* [Required work] Below is a block of records. Copy every line in it that contains the word "Digital".

* START Records shown *

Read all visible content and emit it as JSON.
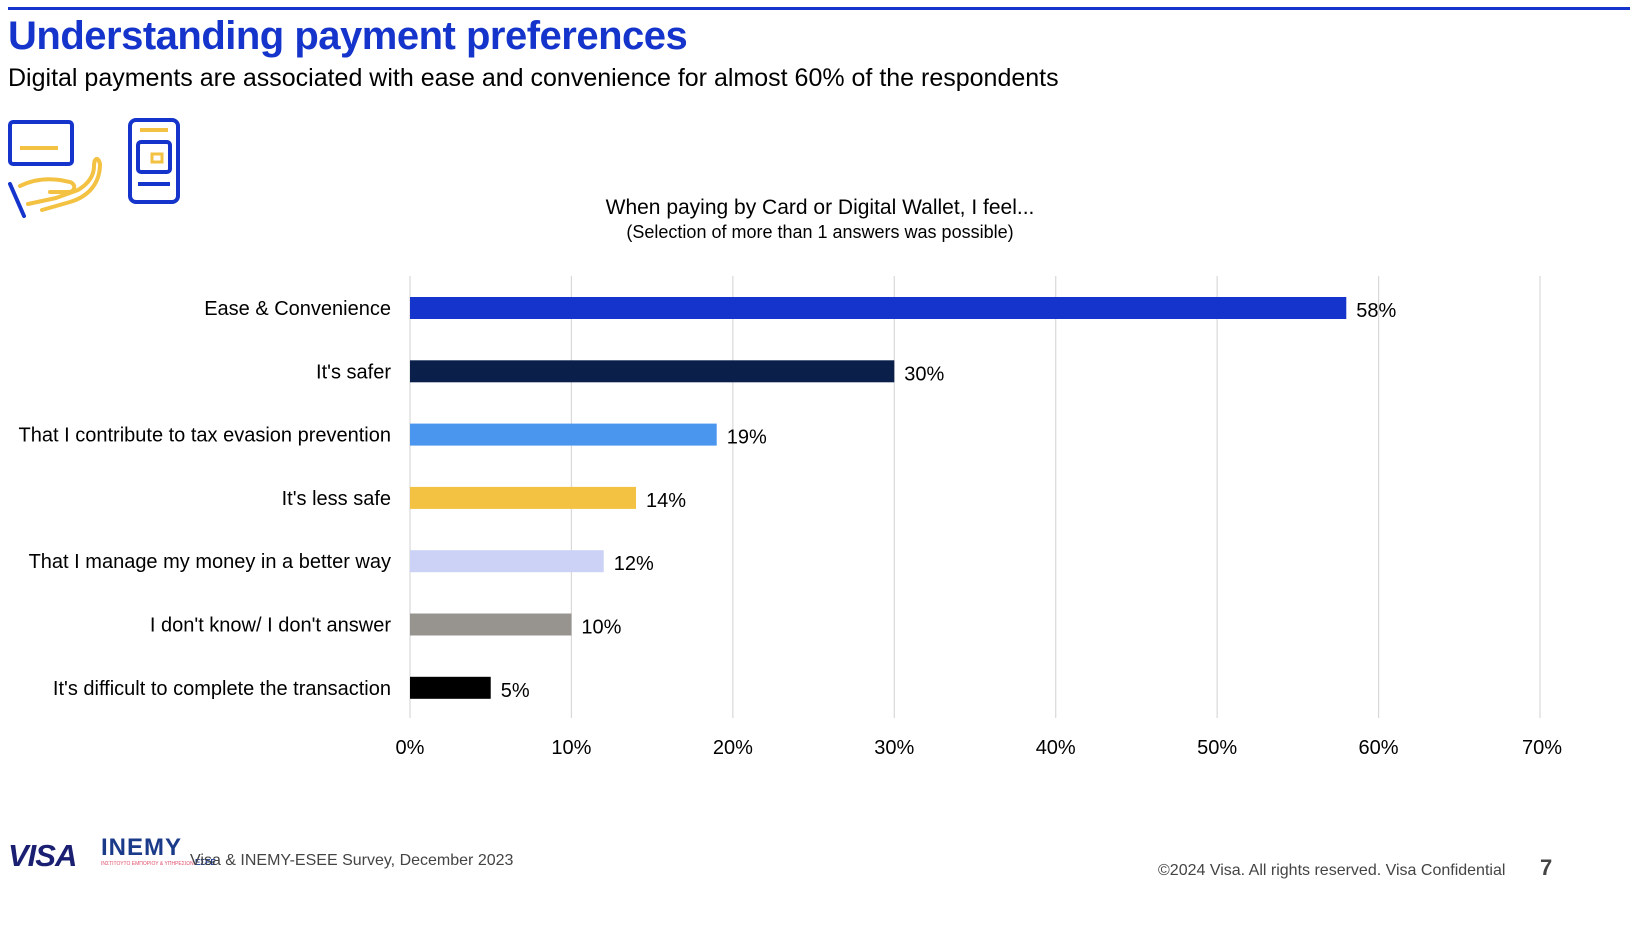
{
  "header": {
    "title": "Understanding payment preferences",
    "subtitle": "Digital payments are associated with ease and convenience for almost 60% of the respondents"
  },
  "icons": {
    "left": "card-in-hand-icon",
    "right": "mobile-wallet-icon",
    "primary_color": "#1434cb",
    "accent_color": "#f4c242"
  },
  "chart_data": {
    "type": "bar",
    "orientation": "horizontal",
    "title": "When paying by Card or Digital Wallet, I feel...",
    "note": "(Selection of more than 1 answers was possible)",
    "categories": [
      "Ease & Convenience",
      "It's safer",
      "That I contribute to tax evasion prevention",
      "It's less safe",
      "That I manage my money in a better way",
      "I don't know/ I don't answer",
      "It's difficult to complete the transaction"
    ],
    "values": [
      58,
      30,
      19,
      14,
      12,
      10,
      5
    ],
    "value_labels": [
      "58%",
      "30%",
      "19%",
      "14%",
      "12%",
      "10%",
      "5%"
    ],
    "colors": [
      "#1434cb",
      "#0b1f4b",
      "#4a96ee",
      "#f4c242",
      "#cbd2f6",
      "#979490",
      "#000000"
    ],
    "xlim": [
      0,
      70
    ],
    "x_ticks": [
      0,
      10,
      20,
      30,
      40,
      50,
      60,
      70
    ],
    "x_tick_labels": [
      "0%",
      "10%",
      "20%",
      "30%",
      "40%",
      "50%",
      "60%",
      "70%"
    ],
    "grid": "vertical"
  },
  "footer": {
    "logo_visa": "VISA",
    "logo_inemy": "INEMY",
    "logo_inemy_sub": "ΙΝΣΤΙΤΟΥΤΟ ΕΜΠΟΡΙΟΥ & ΥΠΗΡΕΣΙΩΝ",
    "logo_inemy_sub2": "ΕΣΕΕ",
    "source": "Visa & INEMY-ESEE Survey, December 2023",
    "copyright": "©2024 Visa. All rights reserved. Visa Confidential",
    "page_number": "7"
  }
}
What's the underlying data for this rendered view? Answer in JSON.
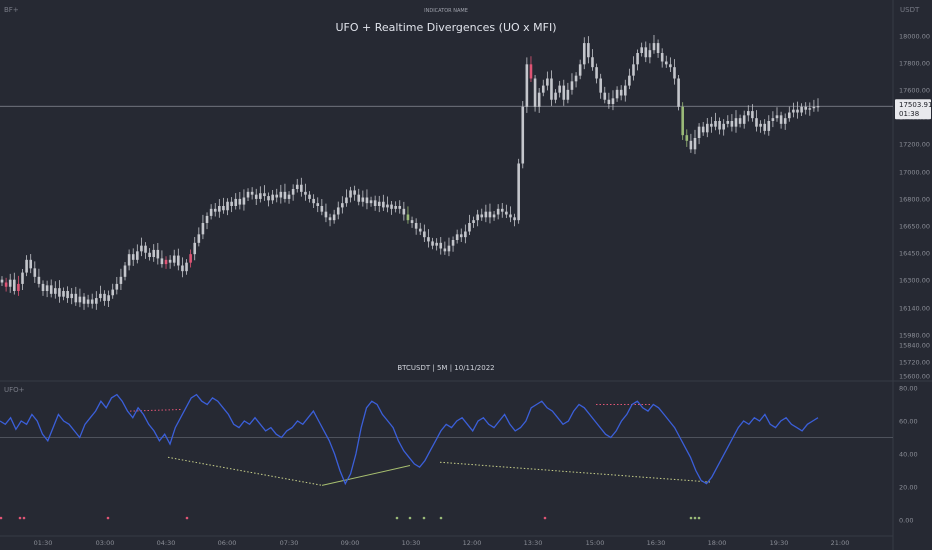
{
  "corner_tag": "BF+",
  "indicator_name_label": "INDICATOR NAME",
  "pane_label": "UFO+",
  "chart_data": [
    {
      "type": "candlestick",
      "title": "UFO + Realtime Divergences (UO x MFI)",
      "subtitle": "BTCUSDT | 5M | 10/11/2022",
      "currency_label": "USDT",
      "price_ticks": [
        "18000.00",
        "17800.00",
        "17600.00",
        "17400.00",
        "17200.00",
        "17000.00",
        "16800.00",
        "16650.00",
        "16450.00",
        "16300.00",
        "16140.00",
        "15980.00",
        "15840.00",
        "15720.00",
        "15600.00"
      ],
      "last_price": "17503.91",
      "countdown": "01:38",
      "x_labels": [
        "01:30",
        "03:00",
        "04:30",
        "06:00",
        "07:30",
        "09:00",
        "10:30",
        "12:00",
        "13:30",
        "15:00",
        "16:30",
        "18:00",
        "19:30",
        "21:00"
      ],
      "close_series": [
        16260,
        16230,
        16280,
        16200,
        16250,
        16330,
        16420,
        16360,
        16300,
        16250,
        16200,
        16240,
        16180,
        16220,
        16160,
        16200,
        16150,
        16180,
        16120,
        16160,
        16110,
        16140,
        16110,
        16150,
        16180,
        16130,
        16170,
        16210,
        16250,
        16300,
        16380,
        16460,
        16420,
        16480,
        16520,
        16470,
        16440,
        16490,
        16430,
        16390,
        16420,
        16400,
        16450,
        16380,
        16340,
        16400,
        16460,
        16540,
        16600,
        16680,
        16730,
        16780,
        16760,
        16800,
        16770,
        16830,
        16800,
        16850,
        16810,
        16860,
        16900,
        16880,
        16850,
        16890,
        16870,
        16840,
        16880,
        16860,
        16900,
        16850,
        16880,
        16920,
        16950,
        16900,
        16880,
        16850,
        16820,
        16800,
        16760,
        16720,
        16700,
        16740,
        16790,
        16820,
        16860,
        16910,
        16880,
        16830,
        16860,
        16820,
        16840,
        16800,
        16830,
        16790,
        16810,
        16780,
        16800,
        16780,
        16740,
        16700,
        16680,
        16640,
        16620,
        16580,
        16550,
        16520,
        16540,
        16500,
        16480,
        16520,
        16560,
        16600,
        16580,
        16620,
        16680,
        16700,
        16740,
        16720,
        16760,
        16720,
        16740,
        16780,
        16760,
        16740,
        16720,
        16700,
        17100,
        17500,
        17800,
        17700,
        17500,
        17600,
        17650,
        17700,
        17550,
        17600,
        17650,
        17550,
        17620,
        17680,
        17720,
        17800,
        17950,
        17850,
        17780,
        17700,
        17600,
        17550,
        17520,
        17560,
        17620,
        17580,
        17650,
        17720,
        17800,
        17880,
        17920,
        17850,
        17900,
        17950,
        17880,
        17820,
        17800,
        17780,
        17700,
        17500,
        17300,
        17260,
        17200,
        17280,
        17360,
        17320,
        17380,
        17360,
        17400,
        17340,
        17380,
        17400,
        17360,
        17420,
        17380,
        17440,
        17470,
        17420,
        17360,
        17380,
        17330,
        17400,
        17420,
        17440,
        17380,
        17420,
        17460,
        17480,
        17460,
        17500,
        17480,
        17490,
        17500,
        17503.91
      ],
      "ylim": [
        15600,
        18200
      ]
    },
    {
      "type": "line",
      "name": "UFO+",
      "y_ticks": [
        "80.00",
        "60.00",
        "40.00",
        "20.00",
        "0.00"
      ],
      "ylim": [
        0,
        80
      ],
      "reference_line": 50,
      "values": [
        60,
        58,
        62,
        55,
        60,
        58,
        64,
        60,
        52,
        48,
        56,
        64,
        60,
        58,
        54,
        50,
        58,
        62,
        66,
        72,
        68,
        74,
        76,
        72,
        66,
        62,
        68,
        64,
        58,
        54,
        48,
        52,
        46,
        56,
        62,
        68,
        74,
        76,
        72,
        70,
        74,
        72,
        68,
        64,
        58,
        56,
        60,
        58,
        62,
        58,
        54,
        56,
        52,
        50,
        54,
        56,
        60,
        58,
        62,
        66,
        60,
        54,
        48,
        40,
        30,
        22,
        28,
        40,
        56,
        68,
        72,
        70,
        64,
        60,
        56,
        48,
        42,
        38,
        34,
        32,
        36,
        42,
        48,
        54,
        58,
        56,
        60,
        62,
        58,
        54,
        60,
        62,
        58,
        56,
        60,
        64,
        58,
        54,
        56,
        60,
        68,
        70,
        72,
        68,
        66,
        62,
        58,
        60,
        66,
        70,
        68,
        64,
        60,
        56,
        52,
        50,
        54,
        60,
        64,
        70,
        72,
        68,
        66,
        70,
        68,
        64,
        60,
        56,
        50,
        44,
        38,
        30,
        24,
        22,
        26,
        32,
        38,
        44,
        50,
        56,
        60,
        58,
        62,
        60,
        64,
        58,
        56,
        60,
        62,
        58,
        56,
        54,
        58,
        60,
        62
      ],
      "divergence_lines": [
        {
          "x": [
            130,
            182
          ],
          "y": [
            66,
            67
          ],
          "style": "dotted",
          "color": "#e05575"
        },
        {
          "x": [
            168,
            322
          ],
          "y": [
            38,
            21
          ],
          "style": "dotted",
          "color": "#c8d08a"
        },
        {
          "x": [
            322,
            410
          ],
          "y": [
            21,
            33
          ],
          "style": "solid",
          "color": "#a8c070"
        },
        {
          "x": [
            440,
            710
          ],
          "y": [
            35,
            23
          ],
          "style": "dotted",
          "color": "#c8d08a"
        },
        {
          "x": [
            596,
            650
          ],
          "y": [
            70,
            70
          ],
          "style": "dotted",
          "color": "#e05575"
        }
      ],
      "signal_markers": [
        {
          "x": 1,
          "color": "#e05575"
        },
        {
          "x": 20,
          "color": "#e05575"
        },
        {
          "x": 24,
          "color": "#e05575"
        },
        {
          "x": 108,
          "color": "#e05575"
        },
        {
          "x": 187,
          "color": "#e05575"
        },
        {
          "x": 397,
          "color": "#9aba78"
        },
        {
          "x": 410,
          "color": "#9aba78"
        },
        {
          "x": 424,
          "color": "#9aba78"
        },
        {
          "x": 441,
          "color": "#9aba78"
        },
        {
          "x": 545,
          "color": "#e05575"
        },
        {
          "x": 691,
          "color": "#9aba78"
        },
        {
          "x": 695,
          "color": "#9aba78"
        },
        {
          "x": 699,
          "color": "#9aba78"
        }
      ]
    }
  ],
  "colors": {
    "background": "#262933",
    "candle_neutral": "#c4c6cc",
    "candle_bear": "#e05575",
    "candle_bull": "#9aba78",
    "ufo_line": "#3b5fd9"
  }
}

* END Records shown *

* [Exercise solution]
    "subtitle": "Digital payments are associated with ease and convenience for almost 60% of the respondents"
    "title": "When paying by Card or Digital Wallet, I feel...",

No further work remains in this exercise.